**提供テキスト:**
□ □ □ □ □
その場合にA色を再びカラーパレットから選ぶのはかなり難しいことです。
では、オブジェクトから必要な色を吸い上げてみましょう。
方法は二つあります、まずカーソルを吸い上げたい色の上に持っていき、キーボードの〔C〕を押してください、
カーソルの置かれた場所の色が吸い上げられます。
もう一つは、カラーパレット上をカーソルで押さえ、そのまま欲しい色の上までドラッグする方法です、
(カーソルにPICKの文字が現れるのでわかります)
ドラッグしてカーソルを放した位置の色でカラーパレットが置き換わります、オブジェクトの影のある無しは影響ありません。

後者の方が横着できるので便利です、このテクニックは覚えておいた方がよいです。

マテリアル塗り
次はマテリアルを塗り分けてみましょう
マテリアルも色塗りとほぼ同じ設定です、Drawツールを選び、Zaddは取りあえずoff、
今度はメニューパレットのMを選びます。

Materialパレットから、適当なマテリアルを選び、オブジェクトに塗ってみましょう、
質感の違いが簡単に塗り分け出来てしまいます。

マテリアル塗り塗り、金属と木目が混在する不思議な物体になりました。

マテリアルもキャンバス上のオブジェクトから吸い上げることが出来ます、やり方は色を吸い上げる方法と同じです、
Materialツールのサムネイルから、欲しいマテリアルの上までドラッグするだけです、
試してみてください。

オマケの説明 色の変更、マテリアルの変更
色を塗った後で、色やマテリアルを変更することも出来ます、手作業で塗り直しても良いのですが、
テクニックとして覚えておいてください。
□ □ □ □ □
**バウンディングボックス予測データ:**
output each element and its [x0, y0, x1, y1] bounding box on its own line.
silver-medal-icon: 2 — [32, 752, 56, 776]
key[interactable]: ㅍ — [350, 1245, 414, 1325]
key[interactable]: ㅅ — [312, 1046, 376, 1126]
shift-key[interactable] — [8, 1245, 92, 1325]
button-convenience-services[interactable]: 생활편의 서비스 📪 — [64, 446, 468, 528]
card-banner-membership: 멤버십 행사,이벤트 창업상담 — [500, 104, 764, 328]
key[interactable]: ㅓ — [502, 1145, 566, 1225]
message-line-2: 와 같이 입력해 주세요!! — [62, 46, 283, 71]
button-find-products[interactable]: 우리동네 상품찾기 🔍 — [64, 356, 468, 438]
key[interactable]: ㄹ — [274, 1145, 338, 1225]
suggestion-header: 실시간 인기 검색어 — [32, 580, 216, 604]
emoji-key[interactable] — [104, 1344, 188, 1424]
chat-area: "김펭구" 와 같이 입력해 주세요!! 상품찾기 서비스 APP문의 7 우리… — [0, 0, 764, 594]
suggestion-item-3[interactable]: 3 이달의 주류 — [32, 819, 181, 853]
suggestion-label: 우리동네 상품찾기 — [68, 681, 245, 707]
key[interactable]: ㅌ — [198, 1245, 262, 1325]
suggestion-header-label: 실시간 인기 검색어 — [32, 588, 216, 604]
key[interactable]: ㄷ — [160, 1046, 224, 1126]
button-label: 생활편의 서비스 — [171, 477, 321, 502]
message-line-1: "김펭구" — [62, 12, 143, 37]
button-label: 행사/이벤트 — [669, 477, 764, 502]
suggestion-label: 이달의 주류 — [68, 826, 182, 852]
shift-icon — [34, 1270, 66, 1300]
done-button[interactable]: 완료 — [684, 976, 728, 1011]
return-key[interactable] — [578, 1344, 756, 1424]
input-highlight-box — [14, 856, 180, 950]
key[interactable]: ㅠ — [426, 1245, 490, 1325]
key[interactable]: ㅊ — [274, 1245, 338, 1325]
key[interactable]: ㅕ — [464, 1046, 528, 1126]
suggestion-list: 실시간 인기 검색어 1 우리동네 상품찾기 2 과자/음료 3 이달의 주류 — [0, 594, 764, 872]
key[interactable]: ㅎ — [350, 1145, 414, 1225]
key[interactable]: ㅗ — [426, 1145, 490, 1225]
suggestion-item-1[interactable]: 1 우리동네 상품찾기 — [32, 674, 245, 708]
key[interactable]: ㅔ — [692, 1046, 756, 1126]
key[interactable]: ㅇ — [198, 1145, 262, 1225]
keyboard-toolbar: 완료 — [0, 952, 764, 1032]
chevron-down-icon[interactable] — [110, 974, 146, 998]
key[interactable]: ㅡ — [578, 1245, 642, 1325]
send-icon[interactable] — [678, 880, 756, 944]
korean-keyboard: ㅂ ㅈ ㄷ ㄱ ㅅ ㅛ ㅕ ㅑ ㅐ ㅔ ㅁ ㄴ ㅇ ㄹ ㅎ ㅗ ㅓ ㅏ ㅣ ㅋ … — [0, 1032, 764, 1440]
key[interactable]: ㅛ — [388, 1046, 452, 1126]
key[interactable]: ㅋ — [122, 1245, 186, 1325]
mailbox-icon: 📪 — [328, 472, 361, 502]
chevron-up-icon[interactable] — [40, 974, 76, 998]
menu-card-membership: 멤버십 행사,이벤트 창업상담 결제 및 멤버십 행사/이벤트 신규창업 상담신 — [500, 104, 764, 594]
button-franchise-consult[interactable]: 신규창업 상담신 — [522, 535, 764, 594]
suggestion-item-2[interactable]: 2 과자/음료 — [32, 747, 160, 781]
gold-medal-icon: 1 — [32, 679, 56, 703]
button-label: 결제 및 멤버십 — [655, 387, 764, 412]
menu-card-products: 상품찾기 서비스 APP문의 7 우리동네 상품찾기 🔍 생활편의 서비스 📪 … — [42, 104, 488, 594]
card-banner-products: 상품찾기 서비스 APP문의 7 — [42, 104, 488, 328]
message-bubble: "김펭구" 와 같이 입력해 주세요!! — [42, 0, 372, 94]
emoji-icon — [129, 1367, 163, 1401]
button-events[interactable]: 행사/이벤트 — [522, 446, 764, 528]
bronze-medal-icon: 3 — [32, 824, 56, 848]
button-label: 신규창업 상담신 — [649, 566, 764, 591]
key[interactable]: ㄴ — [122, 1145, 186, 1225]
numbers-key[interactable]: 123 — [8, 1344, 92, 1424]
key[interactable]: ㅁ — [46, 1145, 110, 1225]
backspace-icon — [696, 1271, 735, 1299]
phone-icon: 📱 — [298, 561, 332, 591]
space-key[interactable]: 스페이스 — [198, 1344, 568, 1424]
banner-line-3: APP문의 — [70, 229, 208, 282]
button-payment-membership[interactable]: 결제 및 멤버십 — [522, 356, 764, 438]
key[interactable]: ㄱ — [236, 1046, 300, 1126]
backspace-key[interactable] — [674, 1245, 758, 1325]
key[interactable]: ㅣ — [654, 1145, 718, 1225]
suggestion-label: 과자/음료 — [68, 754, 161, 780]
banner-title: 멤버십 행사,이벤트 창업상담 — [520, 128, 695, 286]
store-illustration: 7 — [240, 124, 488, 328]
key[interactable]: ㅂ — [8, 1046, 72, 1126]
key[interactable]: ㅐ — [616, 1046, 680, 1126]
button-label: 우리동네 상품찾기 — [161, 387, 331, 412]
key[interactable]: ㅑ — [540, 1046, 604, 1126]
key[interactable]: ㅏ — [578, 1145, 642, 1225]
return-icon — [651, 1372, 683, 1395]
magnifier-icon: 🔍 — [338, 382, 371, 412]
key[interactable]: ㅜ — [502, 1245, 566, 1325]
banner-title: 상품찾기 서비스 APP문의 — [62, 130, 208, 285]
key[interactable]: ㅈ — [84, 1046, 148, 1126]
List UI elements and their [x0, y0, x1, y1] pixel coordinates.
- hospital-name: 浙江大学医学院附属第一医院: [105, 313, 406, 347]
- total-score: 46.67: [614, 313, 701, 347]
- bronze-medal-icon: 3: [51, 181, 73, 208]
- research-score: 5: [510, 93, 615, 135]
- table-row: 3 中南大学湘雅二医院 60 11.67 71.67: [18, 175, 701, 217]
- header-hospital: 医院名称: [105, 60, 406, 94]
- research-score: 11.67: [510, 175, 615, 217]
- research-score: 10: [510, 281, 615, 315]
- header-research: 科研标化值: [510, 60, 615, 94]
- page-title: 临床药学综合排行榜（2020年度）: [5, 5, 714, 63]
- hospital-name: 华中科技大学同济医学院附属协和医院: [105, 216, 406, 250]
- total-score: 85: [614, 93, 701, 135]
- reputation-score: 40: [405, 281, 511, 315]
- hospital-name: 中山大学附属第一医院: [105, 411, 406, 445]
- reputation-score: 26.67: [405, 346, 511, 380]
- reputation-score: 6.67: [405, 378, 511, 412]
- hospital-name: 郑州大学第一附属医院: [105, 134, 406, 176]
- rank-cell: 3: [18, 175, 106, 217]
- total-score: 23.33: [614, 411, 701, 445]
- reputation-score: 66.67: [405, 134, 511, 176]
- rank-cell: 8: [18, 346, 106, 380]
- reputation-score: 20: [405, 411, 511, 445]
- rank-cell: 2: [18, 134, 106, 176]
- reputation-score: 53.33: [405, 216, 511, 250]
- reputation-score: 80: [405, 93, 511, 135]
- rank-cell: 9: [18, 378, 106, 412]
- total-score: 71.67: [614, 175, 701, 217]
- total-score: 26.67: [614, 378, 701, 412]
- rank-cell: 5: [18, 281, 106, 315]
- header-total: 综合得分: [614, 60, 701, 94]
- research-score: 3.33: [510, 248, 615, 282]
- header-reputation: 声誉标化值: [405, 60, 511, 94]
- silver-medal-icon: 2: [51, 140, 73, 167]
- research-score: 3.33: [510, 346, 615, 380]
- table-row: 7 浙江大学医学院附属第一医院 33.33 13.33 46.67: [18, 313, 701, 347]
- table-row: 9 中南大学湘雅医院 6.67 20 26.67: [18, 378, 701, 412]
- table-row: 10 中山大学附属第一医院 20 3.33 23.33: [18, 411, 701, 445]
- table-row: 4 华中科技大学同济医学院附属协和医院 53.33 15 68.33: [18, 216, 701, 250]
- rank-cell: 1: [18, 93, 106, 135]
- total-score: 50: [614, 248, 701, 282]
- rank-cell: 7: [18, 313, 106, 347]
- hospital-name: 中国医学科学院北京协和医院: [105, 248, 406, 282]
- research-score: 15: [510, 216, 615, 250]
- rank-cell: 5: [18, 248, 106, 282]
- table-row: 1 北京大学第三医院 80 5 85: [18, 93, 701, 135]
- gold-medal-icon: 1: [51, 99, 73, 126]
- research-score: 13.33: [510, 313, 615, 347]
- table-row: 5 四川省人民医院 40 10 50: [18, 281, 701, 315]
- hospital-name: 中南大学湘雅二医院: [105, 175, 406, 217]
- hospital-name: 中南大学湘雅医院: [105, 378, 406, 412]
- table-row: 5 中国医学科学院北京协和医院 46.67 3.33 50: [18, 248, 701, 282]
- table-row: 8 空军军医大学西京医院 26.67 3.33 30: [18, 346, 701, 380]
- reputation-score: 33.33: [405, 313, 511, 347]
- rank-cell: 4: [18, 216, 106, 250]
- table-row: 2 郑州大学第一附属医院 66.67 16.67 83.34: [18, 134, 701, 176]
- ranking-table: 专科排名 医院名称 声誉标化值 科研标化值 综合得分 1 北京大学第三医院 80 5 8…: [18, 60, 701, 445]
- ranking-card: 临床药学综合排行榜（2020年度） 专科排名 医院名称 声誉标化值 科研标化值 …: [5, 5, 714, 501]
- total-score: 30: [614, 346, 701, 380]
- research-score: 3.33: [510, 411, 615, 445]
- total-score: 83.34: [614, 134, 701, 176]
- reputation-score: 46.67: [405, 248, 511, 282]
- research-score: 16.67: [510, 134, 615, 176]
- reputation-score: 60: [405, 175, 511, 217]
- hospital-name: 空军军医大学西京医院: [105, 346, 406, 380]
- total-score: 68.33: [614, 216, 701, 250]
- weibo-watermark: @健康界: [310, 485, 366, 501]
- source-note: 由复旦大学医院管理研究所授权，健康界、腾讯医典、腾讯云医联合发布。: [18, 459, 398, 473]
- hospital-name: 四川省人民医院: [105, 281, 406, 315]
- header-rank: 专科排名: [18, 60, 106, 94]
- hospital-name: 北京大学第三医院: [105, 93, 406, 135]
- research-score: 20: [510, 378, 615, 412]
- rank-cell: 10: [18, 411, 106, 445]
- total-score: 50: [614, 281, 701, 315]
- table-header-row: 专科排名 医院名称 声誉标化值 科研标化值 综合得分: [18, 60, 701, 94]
□ □ □ □ □
**課題一覧:**
a - 色とマテリアルの塗り方の文章から、「もう一つは、カラーパレット上」から「後者の方が横着できるので便利です、このテクニックは覚えておいた方がよいです。」までを一字一句変えずに返してもらえますか？
b - 色とマテリアルの塗り方の文章を、最後の文の後から書き進めてもらえますか？

**解答:**
a -
もう一つは、カラーパレット上をカーソルで押さえ、そのまま欲しい色の上までドラッグする方法です、
(カーソルにPICKの文字が現れるのでわかります)
ドラッグしてカーソルを放した位置の色でカラーパレットが置き換わります、オブジェクトの影のある無しは影響ありません。

後者の方が横着できるので便利です、このテクニックは覚えておいた方がよいです。

b -
1.変更したい色(もしくはマテリアル)を選択する
2.メニューパレットからRgb(もしくはM)をオンにする
Colorメニューを開き、FillObjectをクリックする
 
マテリアルが変更されました。

あっという間にオブジェクトの色(マテリアル)が変更されました。
色を変更するときにはRgb Intensity〔I〕の数値で塗りつぶす濃度を変更できます。


プロジェクションマスター
でも、前出の方法では単純なベタ塗りしかできませんね、
もっと細かな彩色が必要なときのためにProjection Masterという機能が使えます。
これはオブジェクトのテクスチャをリアルタイムで生成する機能です。
ちょっと長いですが、ZBrushの最大の機能のひとつですから、ぜひ習得してください。

ProjectionMasterの手順
1.まず白紙のテクスチャを用意しましょう、TextureメニューのWidth、Heightをそれぞれ1024に設定してNewボタンをクリックします、
Textureツールに白紙のテクスチャが現れます。
(実際には2048もしくは4096ピクセルくらいのテクスチャサイズでないと使い物にはならないのですが、
今回は実習なので取りあえず小さいピクセルサイズにしています)

Textureメニュー項目

2.次にモデリングしたオブジェクトを用意します。
実習用のモデルを用意したので読み込んで使ってください(Ladybug.ZTL)
読み込むのはToolメニューのLoad Toolからです。

3.Editモードに入り、オブジェクトの向きを座標軸にそろえます(Shiftキーを押しながらドラッグすると回転する角度が90度にスナップします)
キャンバス上をalt/optionキークリックしてオブジェクトを画面一杯に表示させましょう。

プラクティスマニュアルの記事を元に作成したテントウムシのモデルを使いました。

4.ProjectionMaster〔G〕ボタンをクリックします、このような画面が現れます。

5.上段はそれぞれ、Colors、Shaded、Materialの変更、
真ん中のラインは両面、Fadeの適用
下段はオブジェクト形状の変更、そして
一番下は、適用、キャンセル、リセットの項目です、
それぞれの項目をチェックすると右にある見本画像が変化しますので大体の変更の結果が分かると思います。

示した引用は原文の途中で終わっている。